**Entries provided:**
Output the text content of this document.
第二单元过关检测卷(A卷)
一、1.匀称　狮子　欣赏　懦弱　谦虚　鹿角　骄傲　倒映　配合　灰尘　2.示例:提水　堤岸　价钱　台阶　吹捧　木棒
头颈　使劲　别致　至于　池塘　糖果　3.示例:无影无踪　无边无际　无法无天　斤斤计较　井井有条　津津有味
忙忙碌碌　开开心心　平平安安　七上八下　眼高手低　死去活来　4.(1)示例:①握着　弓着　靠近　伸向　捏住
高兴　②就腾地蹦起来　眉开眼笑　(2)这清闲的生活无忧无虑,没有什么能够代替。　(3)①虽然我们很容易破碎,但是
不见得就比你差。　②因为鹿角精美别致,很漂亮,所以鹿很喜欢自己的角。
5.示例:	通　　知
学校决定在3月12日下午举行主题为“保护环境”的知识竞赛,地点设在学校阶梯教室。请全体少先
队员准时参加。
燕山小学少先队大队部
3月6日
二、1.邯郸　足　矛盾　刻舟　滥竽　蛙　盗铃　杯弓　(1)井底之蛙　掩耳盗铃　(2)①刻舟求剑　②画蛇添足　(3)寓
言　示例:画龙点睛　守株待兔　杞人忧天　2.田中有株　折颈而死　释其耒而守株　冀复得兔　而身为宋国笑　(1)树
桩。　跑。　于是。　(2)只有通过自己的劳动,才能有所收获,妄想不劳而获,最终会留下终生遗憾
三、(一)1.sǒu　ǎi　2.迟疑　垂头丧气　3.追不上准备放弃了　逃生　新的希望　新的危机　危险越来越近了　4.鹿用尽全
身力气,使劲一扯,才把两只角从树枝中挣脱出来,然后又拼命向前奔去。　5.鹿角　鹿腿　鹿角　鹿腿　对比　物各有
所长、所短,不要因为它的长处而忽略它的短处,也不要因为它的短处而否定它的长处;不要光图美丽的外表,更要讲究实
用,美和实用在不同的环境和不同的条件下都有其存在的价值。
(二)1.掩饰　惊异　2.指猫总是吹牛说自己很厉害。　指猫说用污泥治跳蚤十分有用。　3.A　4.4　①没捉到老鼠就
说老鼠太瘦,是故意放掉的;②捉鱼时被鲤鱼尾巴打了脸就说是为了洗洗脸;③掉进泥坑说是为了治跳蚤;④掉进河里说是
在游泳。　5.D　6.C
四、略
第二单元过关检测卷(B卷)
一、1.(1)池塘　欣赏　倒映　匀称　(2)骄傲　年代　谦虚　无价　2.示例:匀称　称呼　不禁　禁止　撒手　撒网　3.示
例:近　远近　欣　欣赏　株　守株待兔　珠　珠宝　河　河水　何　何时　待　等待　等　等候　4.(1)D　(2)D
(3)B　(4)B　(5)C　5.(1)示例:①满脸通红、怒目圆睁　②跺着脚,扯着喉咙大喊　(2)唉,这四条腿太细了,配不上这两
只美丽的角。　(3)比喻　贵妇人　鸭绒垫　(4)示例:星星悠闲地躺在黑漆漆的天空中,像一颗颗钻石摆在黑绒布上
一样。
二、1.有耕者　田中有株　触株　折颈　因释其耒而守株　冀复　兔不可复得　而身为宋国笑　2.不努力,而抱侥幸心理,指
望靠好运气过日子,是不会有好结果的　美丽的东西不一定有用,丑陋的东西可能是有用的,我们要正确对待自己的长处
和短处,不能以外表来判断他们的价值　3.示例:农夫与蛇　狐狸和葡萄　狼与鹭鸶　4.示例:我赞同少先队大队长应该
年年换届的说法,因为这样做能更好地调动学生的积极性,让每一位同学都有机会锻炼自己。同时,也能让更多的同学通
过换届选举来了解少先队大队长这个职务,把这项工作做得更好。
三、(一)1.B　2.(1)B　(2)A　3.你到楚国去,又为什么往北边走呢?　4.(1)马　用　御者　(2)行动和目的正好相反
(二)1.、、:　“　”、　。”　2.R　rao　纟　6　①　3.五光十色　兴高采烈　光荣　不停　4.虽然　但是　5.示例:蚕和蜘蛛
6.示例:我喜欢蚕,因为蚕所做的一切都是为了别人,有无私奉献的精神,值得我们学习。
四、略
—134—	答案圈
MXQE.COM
==
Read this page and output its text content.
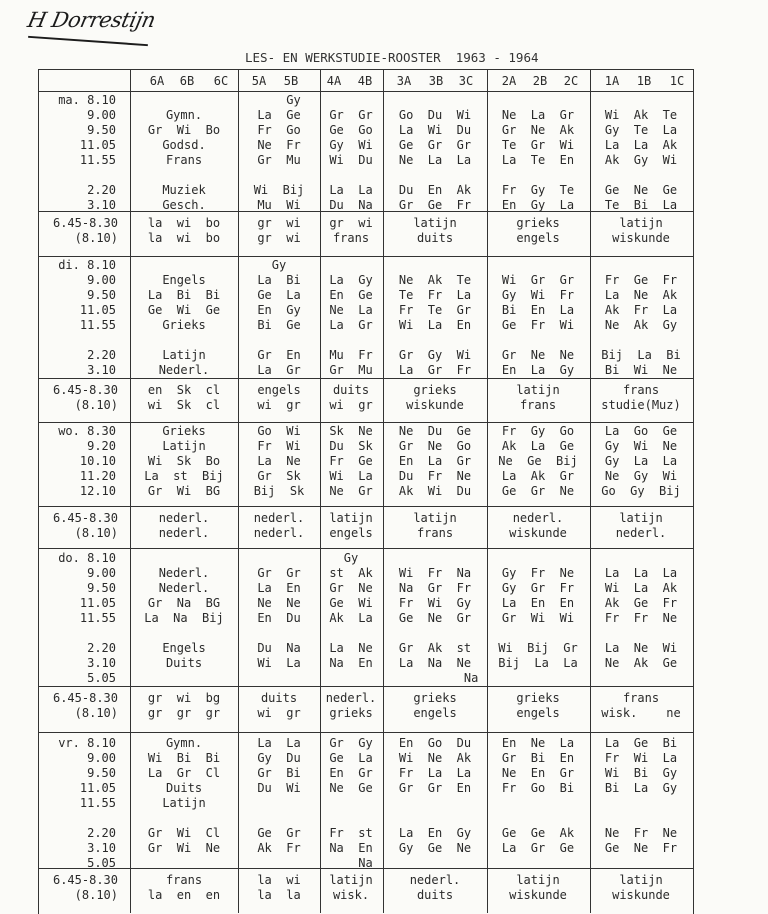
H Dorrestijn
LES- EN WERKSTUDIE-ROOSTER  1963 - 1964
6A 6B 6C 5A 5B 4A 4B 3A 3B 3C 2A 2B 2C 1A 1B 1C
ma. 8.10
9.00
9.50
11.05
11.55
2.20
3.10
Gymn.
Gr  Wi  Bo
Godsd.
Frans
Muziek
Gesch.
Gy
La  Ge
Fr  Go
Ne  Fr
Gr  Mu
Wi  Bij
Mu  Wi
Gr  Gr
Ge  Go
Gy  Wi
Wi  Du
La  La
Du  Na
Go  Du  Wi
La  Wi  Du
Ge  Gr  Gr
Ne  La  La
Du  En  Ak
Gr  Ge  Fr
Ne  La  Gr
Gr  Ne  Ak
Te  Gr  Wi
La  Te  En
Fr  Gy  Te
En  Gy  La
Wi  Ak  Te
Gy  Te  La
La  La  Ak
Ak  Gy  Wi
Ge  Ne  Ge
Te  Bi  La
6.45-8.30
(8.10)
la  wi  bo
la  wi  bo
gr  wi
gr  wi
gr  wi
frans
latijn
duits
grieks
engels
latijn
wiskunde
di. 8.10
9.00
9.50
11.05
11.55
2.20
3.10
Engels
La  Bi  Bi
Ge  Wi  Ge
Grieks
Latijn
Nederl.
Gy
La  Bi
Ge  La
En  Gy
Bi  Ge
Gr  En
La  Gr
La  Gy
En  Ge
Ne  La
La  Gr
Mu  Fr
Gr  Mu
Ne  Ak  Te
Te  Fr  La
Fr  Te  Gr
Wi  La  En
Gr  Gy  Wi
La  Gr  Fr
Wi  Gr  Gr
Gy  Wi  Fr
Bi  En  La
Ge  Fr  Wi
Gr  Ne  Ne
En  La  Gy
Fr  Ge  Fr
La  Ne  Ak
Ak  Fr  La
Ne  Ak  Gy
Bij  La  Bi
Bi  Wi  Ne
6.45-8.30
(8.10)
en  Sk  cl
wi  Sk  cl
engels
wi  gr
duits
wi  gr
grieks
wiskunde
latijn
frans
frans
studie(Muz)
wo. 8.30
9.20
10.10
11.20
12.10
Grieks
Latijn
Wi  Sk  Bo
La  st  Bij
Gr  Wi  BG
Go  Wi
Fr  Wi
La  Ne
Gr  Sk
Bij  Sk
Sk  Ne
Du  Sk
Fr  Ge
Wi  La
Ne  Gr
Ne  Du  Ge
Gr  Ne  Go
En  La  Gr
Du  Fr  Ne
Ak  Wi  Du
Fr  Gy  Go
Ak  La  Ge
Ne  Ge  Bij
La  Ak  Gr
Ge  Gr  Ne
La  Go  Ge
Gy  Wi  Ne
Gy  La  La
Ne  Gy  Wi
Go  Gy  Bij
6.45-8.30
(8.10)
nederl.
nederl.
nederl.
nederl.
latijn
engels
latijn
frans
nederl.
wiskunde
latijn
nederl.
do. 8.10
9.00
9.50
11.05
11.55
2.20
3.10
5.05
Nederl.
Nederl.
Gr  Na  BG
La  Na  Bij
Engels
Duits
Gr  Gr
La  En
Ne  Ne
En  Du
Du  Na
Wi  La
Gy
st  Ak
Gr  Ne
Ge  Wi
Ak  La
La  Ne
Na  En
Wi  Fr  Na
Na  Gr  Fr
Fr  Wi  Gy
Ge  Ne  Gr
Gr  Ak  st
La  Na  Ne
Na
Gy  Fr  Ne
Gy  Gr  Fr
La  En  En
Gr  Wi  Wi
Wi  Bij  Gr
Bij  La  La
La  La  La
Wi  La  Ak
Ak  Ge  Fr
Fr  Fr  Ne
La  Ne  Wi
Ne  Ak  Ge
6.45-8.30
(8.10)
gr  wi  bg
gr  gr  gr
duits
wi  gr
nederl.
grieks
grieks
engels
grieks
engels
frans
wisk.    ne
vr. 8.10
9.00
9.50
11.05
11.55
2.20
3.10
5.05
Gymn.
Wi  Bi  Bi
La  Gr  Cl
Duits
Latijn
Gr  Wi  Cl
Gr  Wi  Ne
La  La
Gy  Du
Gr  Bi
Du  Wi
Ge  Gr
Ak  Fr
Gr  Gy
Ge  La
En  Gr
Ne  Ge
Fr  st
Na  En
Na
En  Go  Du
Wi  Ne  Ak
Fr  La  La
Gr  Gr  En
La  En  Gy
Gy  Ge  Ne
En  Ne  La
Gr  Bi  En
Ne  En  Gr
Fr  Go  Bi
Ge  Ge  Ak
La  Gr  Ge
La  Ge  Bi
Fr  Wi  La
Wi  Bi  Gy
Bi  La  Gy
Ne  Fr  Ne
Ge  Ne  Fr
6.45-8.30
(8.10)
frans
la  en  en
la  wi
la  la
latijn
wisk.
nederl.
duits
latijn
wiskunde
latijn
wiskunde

**Directions:** Scan the material above for the word "this". Copy each line where it occurs.

**The solution:**
Output the text content of this document.
Read this page and output its text content.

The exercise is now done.